Dataset rows:
^^^^^^^^^^^^^^^^

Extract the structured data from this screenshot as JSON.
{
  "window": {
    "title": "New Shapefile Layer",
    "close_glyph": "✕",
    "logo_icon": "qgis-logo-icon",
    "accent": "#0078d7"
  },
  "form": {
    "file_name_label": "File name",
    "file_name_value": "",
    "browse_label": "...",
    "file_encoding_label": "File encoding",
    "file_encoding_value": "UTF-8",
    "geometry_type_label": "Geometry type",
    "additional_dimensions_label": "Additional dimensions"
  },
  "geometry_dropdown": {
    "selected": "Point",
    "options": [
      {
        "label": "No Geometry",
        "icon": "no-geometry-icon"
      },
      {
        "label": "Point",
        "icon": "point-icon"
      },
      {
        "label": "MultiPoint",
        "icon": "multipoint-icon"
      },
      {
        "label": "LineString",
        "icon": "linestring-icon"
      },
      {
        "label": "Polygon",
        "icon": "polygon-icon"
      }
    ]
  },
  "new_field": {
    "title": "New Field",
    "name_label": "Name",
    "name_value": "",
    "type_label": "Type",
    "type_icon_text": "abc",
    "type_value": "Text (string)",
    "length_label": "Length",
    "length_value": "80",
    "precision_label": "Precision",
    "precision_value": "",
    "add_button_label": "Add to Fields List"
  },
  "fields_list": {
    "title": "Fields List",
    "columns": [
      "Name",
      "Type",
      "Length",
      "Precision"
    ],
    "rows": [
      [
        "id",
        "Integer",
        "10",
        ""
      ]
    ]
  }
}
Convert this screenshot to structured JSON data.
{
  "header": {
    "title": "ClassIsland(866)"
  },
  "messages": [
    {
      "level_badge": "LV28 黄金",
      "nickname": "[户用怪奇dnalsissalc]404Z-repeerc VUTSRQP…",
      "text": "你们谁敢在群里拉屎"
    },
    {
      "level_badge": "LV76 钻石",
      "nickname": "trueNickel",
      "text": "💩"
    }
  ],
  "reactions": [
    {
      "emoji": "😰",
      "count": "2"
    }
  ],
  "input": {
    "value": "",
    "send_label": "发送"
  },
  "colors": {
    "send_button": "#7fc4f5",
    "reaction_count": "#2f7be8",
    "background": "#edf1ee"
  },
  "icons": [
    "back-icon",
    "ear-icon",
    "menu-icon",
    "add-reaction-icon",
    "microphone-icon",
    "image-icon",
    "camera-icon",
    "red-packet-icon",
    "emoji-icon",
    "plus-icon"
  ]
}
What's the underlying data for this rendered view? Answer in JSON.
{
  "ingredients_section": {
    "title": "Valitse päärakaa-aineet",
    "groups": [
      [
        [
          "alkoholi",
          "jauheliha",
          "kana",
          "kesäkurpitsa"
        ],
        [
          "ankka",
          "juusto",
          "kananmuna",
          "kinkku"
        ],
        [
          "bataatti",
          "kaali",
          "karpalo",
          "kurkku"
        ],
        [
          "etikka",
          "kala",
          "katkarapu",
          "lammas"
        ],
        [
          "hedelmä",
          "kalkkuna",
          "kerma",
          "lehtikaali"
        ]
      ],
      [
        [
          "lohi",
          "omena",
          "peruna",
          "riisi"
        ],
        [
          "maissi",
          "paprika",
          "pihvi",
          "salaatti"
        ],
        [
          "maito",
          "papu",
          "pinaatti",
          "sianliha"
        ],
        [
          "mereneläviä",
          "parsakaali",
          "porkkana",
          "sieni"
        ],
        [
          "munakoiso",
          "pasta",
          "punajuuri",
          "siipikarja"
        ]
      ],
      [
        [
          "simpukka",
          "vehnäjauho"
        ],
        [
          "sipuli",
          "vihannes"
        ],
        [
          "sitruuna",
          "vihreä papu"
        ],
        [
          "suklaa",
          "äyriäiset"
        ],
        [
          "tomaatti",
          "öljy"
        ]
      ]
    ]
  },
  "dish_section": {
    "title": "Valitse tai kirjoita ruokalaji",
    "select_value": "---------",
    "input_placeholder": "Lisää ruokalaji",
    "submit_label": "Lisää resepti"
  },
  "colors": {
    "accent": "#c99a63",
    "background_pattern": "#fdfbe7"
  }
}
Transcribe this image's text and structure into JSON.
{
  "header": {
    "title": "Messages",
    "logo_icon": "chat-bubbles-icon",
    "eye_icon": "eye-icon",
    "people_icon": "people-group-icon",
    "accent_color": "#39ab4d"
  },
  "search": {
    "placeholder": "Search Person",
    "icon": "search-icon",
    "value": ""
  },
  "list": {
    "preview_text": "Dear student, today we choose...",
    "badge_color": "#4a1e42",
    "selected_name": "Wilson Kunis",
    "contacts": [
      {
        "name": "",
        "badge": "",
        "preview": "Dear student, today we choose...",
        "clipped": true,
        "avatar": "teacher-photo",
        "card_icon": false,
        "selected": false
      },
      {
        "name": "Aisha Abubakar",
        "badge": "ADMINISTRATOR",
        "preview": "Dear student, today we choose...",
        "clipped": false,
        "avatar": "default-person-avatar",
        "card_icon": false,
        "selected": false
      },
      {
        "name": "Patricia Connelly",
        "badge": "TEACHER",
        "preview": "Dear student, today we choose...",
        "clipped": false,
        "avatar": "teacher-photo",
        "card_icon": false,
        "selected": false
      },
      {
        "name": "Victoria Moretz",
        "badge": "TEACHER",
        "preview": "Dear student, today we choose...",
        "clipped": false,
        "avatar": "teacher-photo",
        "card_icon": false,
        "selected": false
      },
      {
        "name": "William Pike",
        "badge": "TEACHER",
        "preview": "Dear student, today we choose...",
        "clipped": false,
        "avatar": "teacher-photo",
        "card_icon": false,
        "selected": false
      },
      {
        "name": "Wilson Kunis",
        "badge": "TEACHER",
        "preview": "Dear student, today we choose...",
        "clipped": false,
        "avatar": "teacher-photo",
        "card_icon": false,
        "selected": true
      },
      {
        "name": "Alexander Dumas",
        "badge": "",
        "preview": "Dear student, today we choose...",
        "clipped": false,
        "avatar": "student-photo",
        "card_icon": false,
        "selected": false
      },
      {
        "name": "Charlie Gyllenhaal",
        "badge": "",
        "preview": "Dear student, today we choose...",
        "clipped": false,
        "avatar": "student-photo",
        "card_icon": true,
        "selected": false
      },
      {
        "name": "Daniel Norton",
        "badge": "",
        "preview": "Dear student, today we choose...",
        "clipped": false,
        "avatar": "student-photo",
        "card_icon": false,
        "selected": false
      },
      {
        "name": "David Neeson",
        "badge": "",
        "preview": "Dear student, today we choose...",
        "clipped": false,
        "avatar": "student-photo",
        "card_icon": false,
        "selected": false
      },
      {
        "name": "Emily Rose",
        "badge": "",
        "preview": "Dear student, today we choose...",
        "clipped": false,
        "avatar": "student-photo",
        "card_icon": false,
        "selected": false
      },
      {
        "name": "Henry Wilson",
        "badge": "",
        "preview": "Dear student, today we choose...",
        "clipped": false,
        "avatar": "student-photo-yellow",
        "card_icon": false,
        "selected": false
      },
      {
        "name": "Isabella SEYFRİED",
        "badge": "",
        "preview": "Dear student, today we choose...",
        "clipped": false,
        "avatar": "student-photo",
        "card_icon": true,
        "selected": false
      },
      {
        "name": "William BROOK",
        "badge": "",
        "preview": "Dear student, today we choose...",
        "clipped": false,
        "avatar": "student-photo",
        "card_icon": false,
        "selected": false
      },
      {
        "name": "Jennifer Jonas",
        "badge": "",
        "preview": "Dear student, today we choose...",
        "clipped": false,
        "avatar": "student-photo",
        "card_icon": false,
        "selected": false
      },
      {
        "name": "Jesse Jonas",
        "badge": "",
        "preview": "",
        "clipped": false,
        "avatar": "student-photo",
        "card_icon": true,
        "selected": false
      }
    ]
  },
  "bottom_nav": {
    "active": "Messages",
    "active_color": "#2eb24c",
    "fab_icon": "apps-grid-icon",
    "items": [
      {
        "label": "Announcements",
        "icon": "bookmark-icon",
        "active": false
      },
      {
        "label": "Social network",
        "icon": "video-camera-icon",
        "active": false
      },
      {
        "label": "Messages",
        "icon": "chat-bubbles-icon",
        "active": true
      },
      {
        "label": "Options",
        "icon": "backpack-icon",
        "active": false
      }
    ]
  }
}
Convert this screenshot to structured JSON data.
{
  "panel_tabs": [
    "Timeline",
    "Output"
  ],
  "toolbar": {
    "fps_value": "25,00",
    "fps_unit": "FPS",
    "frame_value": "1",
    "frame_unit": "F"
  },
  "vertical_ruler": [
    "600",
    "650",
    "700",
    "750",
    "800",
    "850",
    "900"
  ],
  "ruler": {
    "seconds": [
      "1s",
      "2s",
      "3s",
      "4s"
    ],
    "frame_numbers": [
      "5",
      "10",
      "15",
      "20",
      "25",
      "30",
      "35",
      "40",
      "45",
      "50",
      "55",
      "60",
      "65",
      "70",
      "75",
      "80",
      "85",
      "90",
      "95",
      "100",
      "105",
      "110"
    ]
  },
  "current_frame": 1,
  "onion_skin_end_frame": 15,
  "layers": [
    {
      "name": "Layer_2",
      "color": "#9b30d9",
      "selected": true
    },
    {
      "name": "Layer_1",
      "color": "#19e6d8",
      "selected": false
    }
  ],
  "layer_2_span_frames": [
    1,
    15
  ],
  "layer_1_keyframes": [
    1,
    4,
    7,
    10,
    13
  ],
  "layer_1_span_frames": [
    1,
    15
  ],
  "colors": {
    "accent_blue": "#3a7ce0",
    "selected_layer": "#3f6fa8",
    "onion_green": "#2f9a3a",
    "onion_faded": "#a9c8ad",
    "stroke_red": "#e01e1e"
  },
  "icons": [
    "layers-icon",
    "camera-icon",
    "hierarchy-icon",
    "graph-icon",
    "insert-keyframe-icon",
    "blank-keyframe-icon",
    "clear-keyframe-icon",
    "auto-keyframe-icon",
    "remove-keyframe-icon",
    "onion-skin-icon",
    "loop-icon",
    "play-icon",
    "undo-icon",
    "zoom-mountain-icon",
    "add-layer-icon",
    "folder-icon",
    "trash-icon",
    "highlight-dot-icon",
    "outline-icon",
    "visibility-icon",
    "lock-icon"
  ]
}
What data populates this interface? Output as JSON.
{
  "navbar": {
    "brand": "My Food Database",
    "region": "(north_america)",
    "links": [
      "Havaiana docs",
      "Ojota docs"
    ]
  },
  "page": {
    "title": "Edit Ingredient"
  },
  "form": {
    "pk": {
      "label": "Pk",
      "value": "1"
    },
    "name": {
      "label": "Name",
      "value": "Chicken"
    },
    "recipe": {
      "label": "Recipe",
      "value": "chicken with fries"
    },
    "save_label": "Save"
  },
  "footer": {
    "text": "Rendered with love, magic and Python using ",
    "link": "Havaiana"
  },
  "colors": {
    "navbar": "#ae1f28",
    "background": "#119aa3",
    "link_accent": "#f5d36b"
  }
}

^^^^^^^^^^^^^^^^

(Short exercise): Each line of the material that holds the string "Wilson" counts once; give the total alone.

(Solution for this exercise): 3